Source records |
## START
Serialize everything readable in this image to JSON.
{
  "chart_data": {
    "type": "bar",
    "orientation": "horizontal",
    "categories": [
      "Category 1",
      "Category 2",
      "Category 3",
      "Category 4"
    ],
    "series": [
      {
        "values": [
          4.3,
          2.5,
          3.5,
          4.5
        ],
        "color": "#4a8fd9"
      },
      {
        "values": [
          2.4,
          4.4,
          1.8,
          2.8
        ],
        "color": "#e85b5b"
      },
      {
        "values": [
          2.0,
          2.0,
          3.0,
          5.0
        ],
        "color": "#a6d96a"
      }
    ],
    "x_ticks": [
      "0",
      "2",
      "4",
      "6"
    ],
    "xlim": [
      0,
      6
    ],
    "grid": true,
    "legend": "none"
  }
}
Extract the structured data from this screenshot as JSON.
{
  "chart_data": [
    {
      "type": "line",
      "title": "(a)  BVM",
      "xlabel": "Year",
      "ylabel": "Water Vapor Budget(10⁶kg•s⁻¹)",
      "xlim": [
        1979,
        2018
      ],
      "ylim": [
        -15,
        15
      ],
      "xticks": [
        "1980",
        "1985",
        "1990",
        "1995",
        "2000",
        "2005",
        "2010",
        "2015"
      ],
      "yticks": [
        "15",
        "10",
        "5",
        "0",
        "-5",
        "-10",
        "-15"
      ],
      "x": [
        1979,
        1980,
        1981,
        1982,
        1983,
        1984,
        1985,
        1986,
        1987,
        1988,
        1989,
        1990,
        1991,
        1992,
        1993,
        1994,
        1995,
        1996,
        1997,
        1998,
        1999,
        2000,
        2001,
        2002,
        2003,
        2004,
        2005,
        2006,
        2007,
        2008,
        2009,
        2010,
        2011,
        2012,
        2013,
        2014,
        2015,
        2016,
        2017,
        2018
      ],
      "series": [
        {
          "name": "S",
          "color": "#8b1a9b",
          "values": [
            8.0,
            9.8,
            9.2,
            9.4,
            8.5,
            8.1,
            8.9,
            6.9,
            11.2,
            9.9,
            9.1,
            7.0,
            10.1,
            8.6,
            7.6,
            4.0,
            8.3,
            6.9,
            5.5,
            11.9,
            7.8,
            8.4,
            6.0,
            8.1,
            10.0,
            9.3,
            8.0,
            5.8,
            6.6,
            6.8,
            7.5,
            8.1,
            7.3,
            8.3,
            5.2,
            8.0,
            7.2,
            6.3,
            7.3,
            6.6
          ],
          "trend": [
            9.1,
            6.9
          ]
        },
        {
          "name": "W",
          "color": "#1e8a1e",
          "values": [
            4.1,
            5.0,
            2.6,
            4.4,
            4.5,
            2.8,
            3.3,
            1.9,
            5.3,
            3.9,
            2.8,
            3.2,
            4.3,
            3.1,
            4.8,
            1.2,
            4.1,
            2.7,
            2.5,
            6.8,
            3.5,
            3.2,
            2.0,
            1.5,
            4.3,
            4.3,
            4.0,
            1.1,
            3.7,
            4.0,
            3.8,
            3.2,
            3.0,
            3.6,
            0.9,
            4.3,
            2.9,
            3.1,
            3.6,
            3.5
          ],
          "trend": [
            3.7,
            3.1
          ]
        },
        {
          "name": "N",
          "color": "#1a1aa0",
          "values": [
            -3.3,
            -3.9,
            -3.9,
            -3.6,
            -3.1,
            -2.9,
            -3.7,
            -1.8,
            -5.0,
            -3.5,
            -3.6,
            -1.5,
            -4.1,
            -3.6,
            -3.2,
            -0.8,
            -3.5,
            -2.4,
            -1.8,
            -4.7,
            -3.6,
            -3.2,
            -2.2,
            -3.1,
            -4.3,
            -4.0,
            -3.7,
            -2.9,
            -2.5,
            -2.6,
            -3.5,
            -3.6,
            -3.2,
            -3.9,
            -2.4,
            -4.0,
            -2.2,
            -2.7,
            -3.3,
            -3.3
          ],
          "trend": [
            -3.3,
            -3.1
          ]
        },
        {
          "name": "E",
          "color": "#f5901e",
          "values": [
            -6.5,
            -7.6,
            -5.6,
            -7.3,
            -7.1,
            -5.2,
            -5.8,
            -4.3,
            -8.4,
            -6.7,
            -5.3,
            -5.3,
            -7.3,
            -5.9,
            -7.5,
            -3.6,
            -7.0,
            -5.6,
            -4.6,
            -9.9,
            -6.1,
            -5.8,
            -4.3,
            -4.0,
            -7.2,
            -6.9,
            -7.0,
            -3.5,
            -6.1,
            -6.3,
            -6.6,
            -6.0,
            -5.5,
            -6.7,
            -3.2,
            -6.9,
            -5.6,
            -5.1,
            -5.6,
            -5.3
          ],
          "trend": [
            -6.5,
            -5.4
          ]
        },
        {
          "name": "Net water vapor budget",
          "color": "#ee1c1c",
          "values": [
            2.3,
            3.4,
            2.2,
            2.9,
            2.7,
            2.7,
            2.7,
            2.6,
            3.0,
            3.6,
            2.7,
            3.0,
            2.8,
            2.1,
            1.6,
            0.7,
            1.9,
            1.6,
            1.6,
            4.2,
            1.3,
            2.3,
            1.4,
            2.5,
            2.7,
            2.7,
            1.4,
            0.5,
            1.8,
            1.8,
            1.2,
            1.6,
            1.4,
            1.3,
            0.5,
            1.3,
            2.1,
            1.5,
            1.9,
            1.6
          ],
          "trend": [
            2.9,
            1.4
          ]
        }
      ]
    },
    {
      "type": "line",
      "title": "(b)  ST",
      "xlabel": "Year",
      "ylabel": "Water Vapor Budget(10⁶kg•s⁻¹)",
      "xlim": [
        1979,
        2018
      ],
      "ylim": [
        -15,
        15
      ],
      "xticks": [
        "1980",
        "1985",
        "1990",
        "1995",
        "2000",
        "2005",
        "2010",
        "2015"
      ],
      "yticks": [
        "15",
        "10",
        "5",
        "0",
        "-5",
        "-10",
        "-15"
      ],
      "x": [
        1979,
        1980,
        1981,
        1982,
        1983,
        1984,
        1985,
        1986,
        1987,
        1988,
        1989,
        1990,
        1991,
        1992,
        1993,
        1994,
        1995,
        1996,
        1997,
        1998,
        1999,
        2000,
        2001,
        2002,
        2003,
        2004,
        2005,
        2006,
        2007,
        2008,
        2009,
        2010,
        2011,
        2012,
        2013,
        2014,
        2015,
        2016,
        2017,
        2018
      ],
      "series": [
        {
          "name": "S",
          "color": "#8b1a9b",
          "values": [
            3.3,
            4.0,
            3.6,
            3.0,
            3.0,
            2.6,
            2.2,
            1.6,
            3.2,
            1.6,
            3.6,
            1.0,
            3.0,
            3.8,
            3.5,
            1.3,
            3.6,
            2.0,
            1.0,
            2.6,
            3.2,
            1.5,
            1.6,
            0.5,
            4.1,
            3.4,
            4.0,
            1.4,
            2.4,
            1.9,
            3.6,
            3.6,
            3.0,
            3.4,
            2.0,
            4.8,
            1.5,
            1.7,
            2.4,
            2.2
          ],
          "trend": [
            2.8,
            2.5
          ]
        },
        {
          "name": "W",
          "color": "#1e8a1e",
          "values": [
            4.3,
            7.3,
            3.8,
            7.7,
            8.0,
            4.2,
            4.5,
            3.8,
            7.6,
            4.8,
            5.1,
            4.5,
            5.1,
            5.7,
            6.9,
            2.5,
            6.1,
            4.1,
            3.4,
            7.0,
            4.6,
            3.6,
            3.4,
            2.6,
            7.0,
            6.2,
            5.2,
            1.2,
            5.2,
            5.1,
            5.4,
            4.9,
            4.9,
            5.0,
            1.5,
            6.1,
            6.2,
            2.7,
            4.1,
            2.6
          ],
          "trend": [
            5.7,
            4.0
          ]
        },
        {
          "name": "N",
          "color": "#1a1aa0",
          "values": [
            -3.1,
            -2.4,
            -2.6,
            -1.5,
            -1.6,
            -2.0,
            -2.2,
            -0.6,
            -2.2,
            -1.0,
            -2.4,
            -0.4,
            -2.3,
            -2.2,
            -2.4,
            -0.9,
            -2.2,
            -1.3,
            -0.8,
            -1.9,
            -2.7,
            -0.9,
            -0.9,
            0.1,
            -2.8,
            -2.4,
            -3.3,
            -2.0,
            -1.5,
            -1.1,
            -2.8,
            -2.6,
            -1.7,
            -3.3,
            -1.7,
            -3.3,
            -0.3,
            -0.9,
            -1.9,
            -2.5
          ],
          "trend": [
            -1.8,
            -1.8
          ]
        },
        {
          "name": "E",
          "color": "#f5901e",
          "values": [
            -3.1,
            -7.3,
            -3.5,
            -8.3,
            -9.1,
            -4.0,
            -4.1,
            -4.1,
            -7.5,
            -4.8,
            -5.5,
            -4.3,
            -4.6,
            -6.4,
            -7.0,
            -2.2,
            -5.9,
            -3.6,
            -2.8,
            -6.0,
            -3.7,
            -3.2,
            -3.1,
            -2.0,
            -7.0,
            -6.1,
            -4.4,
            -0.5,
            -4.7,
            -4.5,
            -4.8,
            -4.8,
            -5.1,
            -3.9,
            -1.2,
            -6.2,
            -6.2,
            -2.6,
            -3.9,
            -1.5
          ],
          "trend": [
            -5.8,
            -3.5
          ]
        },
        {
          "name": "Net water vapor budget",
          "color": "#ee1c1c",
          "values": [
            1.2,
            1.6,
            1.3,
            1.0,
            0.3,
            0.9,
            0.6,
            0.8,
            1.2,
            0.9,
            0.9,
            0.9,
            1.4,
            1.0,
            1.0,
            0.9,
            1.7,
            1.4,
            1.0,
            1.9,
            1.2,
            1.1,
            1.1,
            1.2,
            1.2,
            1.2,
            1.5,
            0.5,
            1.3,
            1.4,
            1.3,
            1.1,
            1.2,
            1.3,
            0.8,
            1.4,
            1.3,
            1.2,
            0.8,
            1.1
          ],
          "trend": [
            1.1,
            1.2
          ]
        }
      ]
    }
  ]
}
## END
GOAL | Copy each line in the data that holds the word "JSON".

ANSWER FOR THE TASK |
Serialize everything readable in this image to JSON.
Extract the structured data from this screenshot as JSON.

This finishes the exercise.